··· RECORDS PROVIDED

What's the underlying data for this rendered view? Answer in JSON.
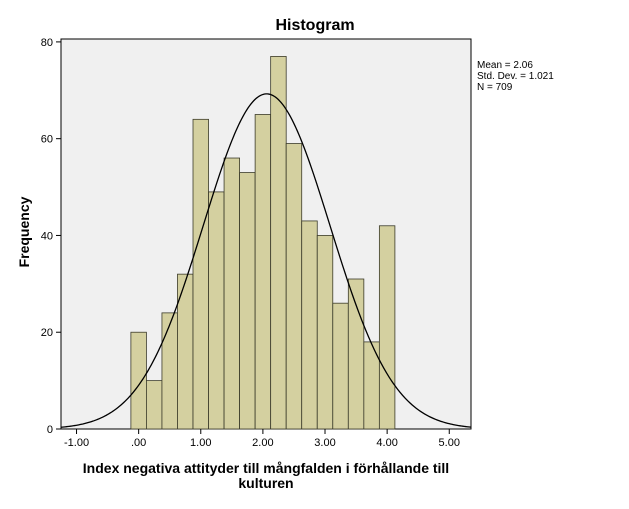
{
  "chart_data": {
    "type": "bar",
    "title": "Histogram",
    "xlabel_lines": [
      "Index negativa attityder till mångfalden i förhållande till",
      "kulturen"
    ],
    "ylabel": "Frequency",
    "xlim": [
      -1.25,
      5.35
    ],
    "ylim": [
      0,
      80.6
    ],
    "x_ticks": [
      -1,
      0,
      1,
      2,
      3,
      4,
      5
    ],
    "x_tick_labels": [
      "-1.00",
      ".00",
      "1.00",
      "2.00",
      "3.00",
      "4.00",
      "5.00"
    ],
    "y_ticks": [
      0,
      20,
      40,
      60,
      80
    ],
    "y_tick_labels": [
      "0",
      "20",
      "40",
      "60",
      "80"
    ],
    "bin_width": 0.25,
    "bins": [
      {
        "x0": -0.125,
        "x1": 0.125,
        "count": 20
      },
      {
        "x0": 0.125,
        "x1": 0.375,
        "count": 10
      },
      {
        "x0": 0.375,
        "x1": 0.625,
        "count": 24
      },
      {
        "x0": 0.625,
        "x1": 0.875,
        "count": 32
      },
      {
        "x0": 0.875,
        "x1": 1.125,
        "count": 64
      },
      {
        "x0": 1.125,
        "x1": 1.375,
        "count": 49
      },
      {
        "x0": 1.375,
        "x1": 1.625,
        "count": 56
      },
      {
        "x0": 1.625,
        "x1": 1.875,
        "count": 53
      },
      {
        "x0": 1.875,
        "x1": 2.125,
        "count": 65
      },
      {
        "x0": 2.125,
        "x1": 2.375,
        "count": 77
      },
      {
        "x0": 2.375,
        "x1": 2.625,
        "count": 59
      },
      {
        "x0": 2.625,
        "x1": 2.875,
        "count": 43
      },
      {
        "x0": 2.875,
        "x1": 3.125,
        "count": 40
      },
      {
        "x0": 3.125,
        "x1": 3.375,
        "count": 26
      },
      {
        "x0": 3.375,
        "x1": 3.625,
        "count": 31
      },
      {
        "x0": 3.625,
        "x1": 3.875,
        "count": 18
      },
      {
        "x0": 3.875,
        "x1": 4.125,
        "count": 42
      }
    ],
    "normal_curve": {
      "mean": 2.06,
      "std": 1.021,
      "n": 709
    },
    "stats": [
      "Mean = 2.06",
      "Std. Dev. = 1.021",
      "N = 709"
    ],
    "colors": {
      "bar_fill": "#d4d0a0",
      "bar_stroke": "#3b3b2a",
      "plot_bg": "#f0f0f0",
      "curve": "#000000",
      "axis": "#000000",
      "text": "#000000"
    },
    "grid": false,
    "legend": "none"
  }
}
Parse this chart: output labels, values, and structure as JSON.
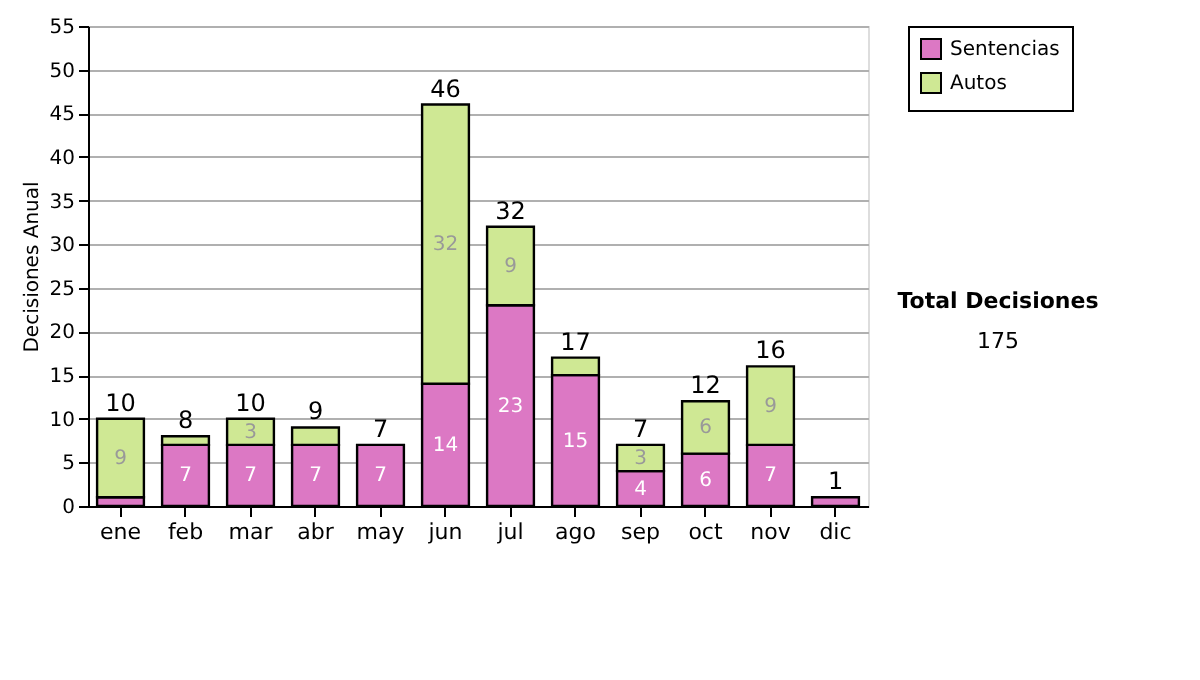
{
  "chart_data": {
    "type": "bar",
    "stacked": true,
    "ylabel": "Decisiones Anual",
    "categories": [
      "ene",
      "feb",
      "mar",
      "abr",
      "may",
      "jun",
      "jul",
      "ago",
      "sep",
      "oct",
      "nov",
      "dic"
    ],
    "series": [
      {
        "name": "Sentencias",
        "color": "#dc78c4",
        "values": [
          1,
          7,
          7,
          7,
          7,
          14,
          23,
          15,
          4,
          6,
          7,
          1
        ],
        "value_labels": [
          null,
          "7",
          "7",
          "7",
          "7",
          "14",
          "23",
          "15",
          "4",
          "6",
          "7",
          null
        ]
      },
      {
        "name": "Autos",
        "color": "#cfe894",
        "values": [
          9,
          1,
          3,
          2,
          null,
          32,
          9,
          2,
          3,
          6,
          9,
          null
        ],
        "value_labels": [
          "9",
          null,
          "3",
          null,
          null,
          "32",
          "9",
          null,
          "3",
          "6",
          "9",
          null
        ]
      }
    ],
    "totals": [
      "10",
      "8",
      "10",
      "9",
      "7",
      "46",
      "32",
      "17",
      "7",
      "12",
      "16",
      "1"
    ],
    "ylim": [
      0,
      55
    ],
    "yticks": [
      0,
      5,
      10,
      15,
      20,
      25,
      30,
      35,
      40,
      45,
      50,
      55
    ],
    "grid": "y",
    "legend": "right",
    "annotations": [
      "Total Decisiones",
      "175"
    ]
  }
}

······

SET EXERCISE:
Reproduce each line word for word and drop the pictures.

RESULT OF THIS EXERCISE:
What's the underlying data for this rendered view? Answer in JSON.
{
  "chart_data": {
    "type": "bar",
    "title": "Histogram",
    "xlabel_lines": [
      "Index negativa attityder till mångfalden i förhållande till",
      "kulturen"
    ],
    "ylabel": "Frequency",
    "xlim": [
      -1.25,
      5.35
    ],
    "ylim": [
      0,
      80.6
    ],
    "x_ticks": [
      -1,
      0,
      1,
      2,
      3,
      4,
      5
    ],
    "x_tick_labels": [
      "-1.00",
      ".00",
      "1.00",
      "2.00",
      "3.00",
      "4.00",
      "5.00"
    ],
    "y_ticks": [
      0,
      20,
      40,
      60,
      80
    ],
    "y_tick_labels": [
      "0",
      "20",
      "40",
      "60",
      "80"
    ],
    "bin_width": 0.25,
    "bins": [
      {
        "x0": -0.125,
        "x1": 0.125,
        "count": 20
      },
      {
        "x0": 0.125,
        "x1": 0.375,
        "count": 10
      },
      {
        "x0": 0.375,
        "x1": 0.625,
        "count": 24
      },
      {
        "x0": 0.625,
        "x1": 0.875,
        "count": 32
      },
      {
        "x0": 0.875,
        "x1": 1.125,
        "count": 64
      },
      {
        "x0": 1.125,
        "x1": 1.375,
        "count": 49
      },
      {
        "x0": 1.375,
        "x1": 1.625,
        "count": 56
      },
      {
        "x0": 1.625,
        "x1": 1.875,
        "count": 53
      },
      {
        "x0": 1.875,
        "x1": 2.125,
        "count": 65
      },
      {
        "x0": 2.125,
        "x1": 2.375,
        "count": 77
      },
      {
        "x0": 2.375,
        "x1": 2.625,
        "count": 59
      },
      {
        "x0": 2.625,
        "x1": 2.875,
        "count": 43
      },
      {
        "x0": 2.875,
        "x1": 3.125,
        "count": 40
      },
      {
        "x0": 3.125,
        "x1": 3.375,
        "count": 26
      },
      {
        "x0": 3.375,
        "x1": 3.625,
        "count": 31
      },
      {
        "x0": 3.625,
        "x1": 3.875,
        "count": 18
      },
      {
        "x0": 3.875,
        "x1": 4.125,
        "count": 42
      }
    ],
    "normal_curve": {
      "mean": 2.06,
      "std": 1.021,
      "n": 709
    },
    "stats": [
      "Mean = 2.06",
      "Std. Dev. = 1.021",
      "N = 709"
    ],
    "colors": {
      "bar_fill": "#d4d0a0",
      "bar_stroke": "#3b3b2a",
      "plot_bg": "#f0f0f0",
      "curve": "#000000",
      "axis": "#000000",
      "text": "#000000"
    },
    "grid": false,
    "legend": "none"
  }
}
Parse this chart: output labels, values, and structure as JSON.
{
  "chart_data": {
    "type": "bar",
    "stacked": true,
    "ylabel": "Decisiones Anual",
    "categories": [
      "ene",
      "feb",
      "mar",
      "abr",
      "may",
      "jun",
      "jul",
      "ago",
      "sep",
      "oct",
      "nov",
      "dic"
    ],
    "series": [
      {
        "name": "Sentencias",
        "color": "#dc78c4",
        "values": [
          1,
          7,
          7,
          7,
          7,
          14,
          23,
          15,
          4,
          6,
          7,
          1
        ],
        "value_labels": [
          null,
          "7",
          "7",
          "7",
          "7",
          "14",
          "23",
          "15",
          "4",
          "6",
          "7",
          null
        ]
      },
      {
        "name": "Autos",
        "color": "#cfe894",
        "values": [
          9,
          1,
          3,
          2,
          null,
          32,
          9,
          2,
          3,
          6,
          9,
          null
        ],
        "value_labels": [
          "9",
          null,
          "3",
          null,
          null,
          "32",
          "9",
          null,
          "3",
          "6",
          "9",
          null
        ]
      }
    ],
    "totals": [
      "10",
      "8",
      "10",
      "9",
      "7",
      "46",
      "32",
      "17",
      "7",
      "12",
      "16",
      "1"
    ],
    "ylim": [
      0,
      55
    ],
    "yticks": [
      0,
      5,
      10,
      15,
      20,
      25,
      30,
      35,
      40,
      45,
      50,
      55
    ],
    "grid": "y",
    "legend": "right",
    "annotations": [
      "Total Decisiones",
      "175"
    ]
  }
}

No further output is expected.